*Do this*: Please copy the items from the first line through the line containing "heading-1-13: 1.13 Lékařské", changing "noc" to "den" and leaving everything else unchanged.

*Data to use*:

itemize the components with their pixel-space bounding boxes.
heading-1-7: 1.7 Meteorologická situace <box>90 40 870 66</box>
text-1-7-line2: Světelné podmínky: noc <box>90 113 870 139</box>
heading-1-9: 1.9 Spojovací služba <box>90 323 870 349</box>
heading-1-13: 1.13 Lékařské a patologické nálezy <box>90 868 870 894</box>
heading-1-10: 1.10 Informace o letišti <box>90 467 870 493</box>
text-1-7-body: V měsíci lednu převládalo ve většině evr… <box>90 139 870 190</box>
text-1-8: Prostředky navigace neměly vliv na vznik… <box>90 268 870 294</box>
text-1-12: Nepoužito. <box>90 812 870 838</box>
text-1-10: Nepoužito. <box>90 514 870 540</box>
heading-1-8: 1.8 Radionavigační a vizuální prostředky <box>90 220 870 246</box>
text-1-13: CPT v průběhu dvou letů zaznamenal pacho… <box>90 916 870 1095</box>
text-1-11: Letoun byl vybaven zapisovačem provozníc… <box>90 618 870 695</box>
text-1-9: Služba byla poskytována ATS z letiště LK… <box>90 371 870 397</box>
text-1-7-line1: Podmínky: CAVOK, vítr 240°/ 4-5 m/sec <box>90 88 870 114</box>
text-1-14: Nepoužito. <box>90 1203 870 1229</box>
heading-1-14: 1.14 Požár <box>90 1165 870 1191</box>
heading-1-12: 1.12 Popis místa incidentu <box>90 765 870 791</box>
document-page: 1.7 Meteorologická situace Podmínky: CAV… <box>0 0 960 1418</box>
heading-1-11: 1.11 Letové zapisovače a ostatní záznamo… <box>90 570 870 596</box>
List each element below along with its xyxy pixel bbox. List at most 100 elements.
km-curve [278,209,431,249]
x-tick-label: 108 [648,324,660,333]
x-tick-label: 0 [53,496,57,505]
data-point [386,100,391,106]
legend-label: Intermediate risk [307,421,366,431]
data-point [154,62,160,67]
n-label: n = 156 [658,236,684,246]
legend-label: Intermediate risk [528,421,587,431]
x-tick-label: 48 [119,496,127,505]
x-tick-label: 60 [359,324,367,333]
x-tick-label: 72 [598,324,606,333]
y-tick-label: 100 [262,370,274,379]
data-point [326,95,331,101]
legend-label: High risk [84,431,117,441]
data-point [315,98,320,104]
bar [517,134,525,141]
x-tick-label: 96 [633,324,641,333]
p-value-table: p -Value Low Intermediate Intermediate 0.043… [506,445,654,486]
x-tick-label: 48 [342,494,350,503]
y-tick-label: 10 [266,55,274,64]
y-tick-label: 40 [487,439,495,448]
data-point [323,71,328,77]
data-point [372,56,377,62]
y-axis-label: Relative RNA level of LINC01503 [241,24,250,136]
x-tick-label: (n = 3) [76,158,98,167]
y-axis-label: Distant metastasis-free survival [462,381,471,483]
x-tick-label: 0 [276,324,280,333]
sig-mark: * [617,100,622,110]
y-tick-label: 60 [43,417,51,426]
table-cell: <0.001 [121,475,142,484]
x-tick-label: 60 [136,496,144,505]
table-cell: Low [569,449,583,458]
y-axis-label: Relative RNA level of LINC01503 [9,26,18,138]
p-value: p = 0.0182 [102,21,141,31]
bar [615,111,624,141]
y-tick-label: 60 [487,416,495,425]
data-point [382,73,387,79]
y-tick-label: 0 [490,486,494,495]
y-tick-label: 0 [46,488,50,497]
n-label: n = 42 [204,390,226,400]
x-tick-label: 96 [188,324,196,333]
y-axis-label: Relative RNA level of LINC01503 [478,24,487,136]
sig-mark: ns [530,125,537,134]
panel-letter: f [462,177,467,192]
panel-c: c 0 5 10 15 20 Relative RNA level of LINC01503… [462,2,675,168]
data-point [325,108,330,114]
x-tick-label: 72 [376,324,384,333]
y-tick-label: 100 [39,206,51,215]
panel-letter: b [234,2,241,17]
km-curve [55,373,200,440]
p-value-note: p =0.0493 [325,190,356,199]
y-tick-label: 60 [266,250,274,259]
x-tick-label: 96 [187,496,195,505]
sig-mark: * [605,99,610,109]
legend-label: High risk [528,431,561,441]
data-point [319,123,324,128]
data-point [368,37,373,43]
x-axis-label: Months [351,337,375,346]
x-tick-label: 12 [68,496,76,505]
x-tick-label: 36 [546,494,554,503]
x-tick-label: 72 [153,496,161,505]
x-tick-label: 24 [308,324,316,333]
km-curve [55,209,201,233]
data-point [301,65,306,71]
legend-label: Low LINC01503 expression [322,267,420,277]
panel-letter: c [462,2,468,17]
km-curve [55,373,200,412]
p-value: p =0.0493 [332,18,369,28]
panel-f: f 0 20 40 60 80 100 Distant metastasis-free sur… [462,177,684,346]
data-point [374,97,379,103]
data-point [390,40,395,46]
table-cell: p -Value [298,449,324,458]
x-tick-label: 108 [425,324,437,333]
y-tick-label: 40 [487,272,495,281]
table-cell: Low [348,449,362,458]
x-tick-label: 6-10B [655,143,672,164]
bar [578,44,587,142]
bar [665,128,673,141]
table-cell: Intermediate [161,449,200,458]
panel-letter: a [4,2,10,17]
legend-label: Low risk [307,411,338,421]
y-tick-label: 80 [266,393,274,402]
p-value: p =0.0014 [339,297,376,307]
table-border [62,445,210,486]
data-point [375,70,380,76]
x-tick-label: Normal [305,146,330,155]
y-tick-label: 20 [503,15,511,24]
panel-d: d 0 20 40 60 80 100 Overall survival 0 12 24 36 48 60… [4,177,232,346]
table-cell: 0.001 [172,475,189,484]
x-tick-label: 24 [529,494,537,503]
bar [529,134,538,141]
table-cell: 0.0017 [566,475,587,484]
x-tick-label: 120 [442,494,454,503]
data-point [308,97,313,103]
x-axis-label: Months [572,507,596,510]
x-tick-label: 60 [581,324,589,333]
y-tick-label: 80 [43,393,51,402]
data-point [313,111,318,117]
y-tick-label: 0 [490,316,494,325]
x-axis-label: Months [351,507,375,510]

*Solution to the problem*:
itemize the components with their pixel-space bounding boxes.
heading-1-7: 1.7 Meteorologická situace <box>90 40 870 66</box>
text-1-7-line2: Světelné podmínky: den <box>90 113 870 139</box>
heading-1-9: 1.9 Spojovací služba <box>90 323 870 349</box>
heading-1-13: 1.13 Lékařské a patologické nálezy <box>90 868 870 894</box>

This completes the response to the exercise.